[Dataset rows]
----------
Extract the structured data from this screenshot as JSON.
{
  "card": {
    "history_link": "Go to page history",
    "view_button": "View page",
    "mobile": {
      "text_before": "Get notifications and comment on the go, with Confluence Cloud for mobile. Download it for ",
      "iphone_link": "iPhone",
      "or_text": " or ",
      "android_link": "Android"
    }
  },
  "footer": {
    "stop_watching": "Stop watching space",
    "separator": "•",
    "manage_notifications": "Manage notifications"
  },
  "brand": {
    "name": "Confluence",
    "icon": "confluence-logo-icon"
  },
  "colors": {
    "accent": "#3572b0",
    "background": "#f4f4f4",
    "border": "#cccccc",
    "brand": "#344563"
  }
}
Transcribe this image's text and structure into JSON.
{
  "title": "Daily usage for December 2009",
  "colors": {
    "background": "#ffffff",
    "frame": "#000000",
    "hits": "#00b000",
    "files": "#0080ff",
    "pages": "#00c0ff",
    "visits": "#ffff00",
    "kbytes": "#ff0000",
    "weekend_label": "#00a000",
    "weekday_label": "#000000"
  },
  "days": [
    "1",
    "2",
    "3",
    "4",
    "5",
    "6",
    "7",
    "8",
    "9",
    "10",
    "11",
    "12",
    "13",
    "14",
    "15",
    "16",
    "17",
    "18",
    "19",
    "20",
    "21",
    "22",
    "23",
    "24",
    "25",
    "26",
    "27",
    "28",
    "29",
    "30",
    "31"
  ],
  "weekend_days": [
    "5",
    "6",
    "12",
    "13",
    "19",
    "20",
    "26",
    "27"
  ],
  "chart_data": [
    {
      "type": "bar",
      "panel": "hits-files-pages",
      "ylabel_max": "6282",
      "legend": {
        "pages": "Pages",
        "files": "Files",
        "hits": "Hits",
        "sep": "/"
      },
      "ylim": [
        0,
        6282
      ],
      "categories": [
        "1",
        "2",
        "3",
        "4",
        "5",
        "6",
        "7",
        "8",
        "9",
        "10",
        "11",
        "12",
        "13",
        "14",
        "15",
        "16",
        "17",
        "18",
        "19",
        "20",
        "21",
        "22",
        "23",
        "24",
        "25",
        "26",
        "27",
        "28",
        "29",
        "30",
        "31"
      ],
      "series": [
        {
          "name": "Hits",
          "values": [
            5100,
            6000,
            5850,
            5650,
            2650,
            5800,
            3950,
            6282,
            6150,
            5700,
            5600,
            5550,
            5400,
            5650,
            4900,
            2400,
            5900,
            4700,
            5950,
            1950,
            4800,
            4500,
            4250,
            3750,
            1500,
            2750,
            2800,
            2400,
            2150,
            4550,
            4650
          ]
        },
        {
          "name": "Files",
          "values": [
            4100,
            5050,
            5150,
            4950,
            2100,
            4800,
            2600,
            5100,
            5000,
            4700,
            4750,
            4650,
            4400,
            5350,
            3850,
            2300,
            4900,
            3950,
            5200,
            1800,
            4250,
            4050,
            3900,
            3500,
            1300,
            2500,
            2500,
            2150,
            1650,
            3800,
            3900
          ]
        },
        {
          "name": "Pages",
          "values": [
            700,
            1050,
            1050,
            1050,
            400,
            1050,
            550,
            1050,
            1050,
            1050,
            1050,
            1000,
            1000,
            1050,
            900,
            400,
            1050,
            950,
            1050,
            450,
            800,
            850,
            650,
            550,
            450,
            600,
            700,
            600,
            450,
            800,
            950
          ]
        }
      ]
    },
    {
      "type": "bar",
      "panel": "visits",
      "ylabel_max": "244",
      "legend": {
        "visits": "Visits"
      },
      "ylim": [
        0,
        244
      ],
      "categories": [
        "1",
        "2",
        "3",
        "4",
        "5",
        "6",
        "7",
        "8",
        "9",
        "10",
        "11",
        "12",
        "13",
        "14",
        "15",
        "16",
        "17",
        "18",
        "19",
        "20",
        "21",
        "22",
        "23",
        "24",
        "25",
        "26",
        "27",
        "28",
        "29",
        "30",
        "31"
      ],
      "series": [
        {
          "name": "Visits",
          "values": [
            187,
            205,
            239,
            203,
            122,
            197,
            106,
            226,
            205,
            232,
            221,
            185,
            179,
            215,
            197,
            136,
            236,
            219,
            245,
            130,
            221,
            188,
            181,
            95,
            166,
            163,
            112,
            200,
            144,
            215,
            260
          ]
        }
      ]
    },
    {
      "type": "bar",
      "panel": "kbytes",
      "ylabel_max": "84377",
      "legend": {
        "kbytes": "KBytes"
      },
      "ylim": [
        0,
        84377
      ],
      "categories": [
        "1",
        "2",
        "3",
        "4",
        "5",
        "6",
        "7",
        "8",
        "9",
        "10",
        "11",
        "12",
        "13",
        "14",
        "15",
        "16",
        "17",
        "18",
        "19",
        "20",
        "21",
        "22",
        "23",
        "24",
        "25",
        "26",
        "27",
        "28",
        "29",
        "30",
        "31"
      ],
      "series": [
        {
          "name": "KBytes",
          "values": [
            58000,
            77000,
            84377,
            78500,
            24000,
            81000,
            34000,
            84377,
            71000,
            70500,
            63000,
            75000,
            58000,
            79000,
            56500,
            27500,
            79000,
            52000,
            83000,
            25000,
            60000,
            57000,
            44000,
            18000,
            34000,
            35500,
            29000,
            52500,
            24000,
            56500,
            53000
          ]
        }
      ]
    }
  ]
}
----------
### EXERCISE:
Could you reproduce every record above exactly as it appears?

### SOLVED EXERCISE:
Extract the structured data from this screenshot as JSON.
{
  "card": {
    "history_link": "Go to page history",
    "view_button": "View page",
    "mobile": {
      "text_before": "Get notifications and comment on the go, with Confluence Cloud for mobile. Download it for ",
      "iphone_link": "iPhone",
      "or_text": " or ",
      "android_link": "Android"
    }
  },
  "footer": {
    "stop_watching": "Stop watching space",
    "separator": "•",
    "manage_notifications": "Manage notifications"
  },
  "brand": {
    "name": "Confluence",
    "icon": "confluence-logo-icon"
  },
  "colors": {
    "accent": "#3572b0",
    "background": "#f4f4f4",
    "border": "#cccccc",
    "brand": "#344563"
  }
}
Transcribe this image's text and structure into JSON.
{
  "title": "Daily usage for December 2009",
  "colors": {
    "background": "#ffffff",
    "frame": "#000000",
    "hits": "#00b000",
    "files": "#0080ff",
    "pages": "#00c0ff",
    "visits": "#ffff00",
    "kbytes": "#ff0000",
    "weekend_label": "#00a000",
    "weekday_label": "#000000"
  },
  "days": [
    "1",
    "2",
    "3",
    "4",
    "5",
    "6",
    "7",
    "8",
    "9",
    "10",
    "11",
    "12",
    "13",
    "14",
    "15",
    "16",
    "17",
    "18",
    "19",
    "20",
    "21",
    "22",
    "23",
    "24",
    "25",
    "26",
    "27",
    "28",
    "29",
    "30",
    "31"
  ],
  "weekend_days": [
    "5",
    "6",
    "12",
    "13",
    "19",
    "20",
    "26",
    "27"
  ],
  "chart_data": [
    {
      "type": "bar",
      "panel": "hits-files-pages",
      "ylabel_max": "6282",
      "legend": {
        "pages": "Pages",
        "files": "Files",
        "hits": "Hits",
        "sep": "/"
      },
      "ylim": [
        0,
        6282
      ],
      "categories": [
        "1",
        "2",
        "3",
        "4",
        "5",
        "6",
        "7",
        "8",
        "9",
        "10",
        "11",
        "12",
        "13",
        "14",
        "15",
        "16",
        "17",
        "18",
        "19",
        "20",
        "21",
        "22",
        "23",
        "24",
        "25",
        "26",
        "27",
        "28",
        "29",
        "30",
        "31"
      ],
      "series": [
        {
          "name": "Hits",
          "values": [
            5100,
            6000,
            5850,
            5650,
            2650,
            5800,
            3950,
            6282,
            6150,
            5700,
            5600,
            5550,
            5400,
            5650,
            4900,
            2400,
            5900,
            4700,
            5950,
            1950,
            4800,
            4500,
            4250,
            3750,
            1500,
            2750,
            2800,
            2400,
            2150,
            4550,
            4650
          ]
        },
        {
          "name": "Files",
          "values": [
            4100,
            5050,
            5150,
            4950,
            2100,
            4800,
            2600,
            5100,
            5000,
            4700,
            4750,
            4650,
            4400,
            5350,
            3850,
            2300,
            4900,
            3950,
            5200,
            1800,
            4250,
            4050,
            3900,
            3500,
            1300,
            2500,
            2500,
            2150,
            1650,
            3800,
            3900
          ]
        },
        {
          "name": "Pages",
          "values": [
            700,
            1050,
            1050,
            1050,
            400,
            1050,
            550,
            1050,
            1050,
            1050,
            1050,
            1000,
            1000,
            1050,
            900,
            400,
            1050,
            950,
            1050,
            450,
            800,
            850,
            650,
            550,
            450,
            600,
            700,
            600,
            450,
            800,
            950
          ]
        }
      ]
    },
    {
      "type": "bar",
      "panel": "visits",
      "ylabel_max": "244",
      "legend": {
        "visits": "Visits"
      },
      "ylim": [
        0,
        244
      ],
      "categories": [
        "1",
        "2",
        "3",
        "4",
        "5",
        "6",
        "7",
        "8",
        "9",
        "10",
        "11",
        "12",
        "13",
        "14",
        "15",
        "16",
        "17",
        "18",
        "19",
        "20",
        "21",
        "22",
        "23",
        "24",
        "25",
        "26",
        "27",
        "28",
        "29",
        "30",
        "31"
      ],
      "series": [
        {
          "name": "Visits",
          "values": [
            187,
            205,
            239,
            203,
            122,
            197,
            106,
            226,
            205,
            232,
            221,
            185,
            179,
            215,
            197,
            136,
            236,
            219,
            245,
            130,
            221,
            188,
            181,
            95,
            166,
            163,
            112,
            200,
            144,
            215,
            260
          ]
        }
      ]
    },
    {
      "type": "bar",
      "panel": "kbytes",
      "ylabel_max": "84377",
      "legend": {
        "kbytes": "KBytes"
      },
      "ylim": [
        0,
        84377
      ],
      "categories": [
        "1",
        "2",
        "3",
        "4",
        "5",
        "6",
        "7",
        "8",
        "9",
        "10",
        "11",
        "12",
        "13",
        "14",
        "15",
        "16",
        "17",
        "18",
        "19",
        "20",
        "21",
        "22",
        "23",
        "24",
        "25",
        "26",
        "27",
        "28",
        "29",
        "30",
        "31"
      ],
      "series": [
        {
          "name": "KBytes",
          "values": [
            58000,
            77000,
            84377,
            78500,
            24000,
            81000,
            34000,
            84377,
            71000,
            70500,
            63000,
            75000,
            58000,
            79000,
            56500,
            27500,
            79000,
            52000,
            83000,
            25000,
            60000,
            57000,
            44000,
            18000,
            34000,
            35500,
            29000,
            52500,
            24000,
            56500,
            53000
          ]
        }
      ]
    }
  ]
}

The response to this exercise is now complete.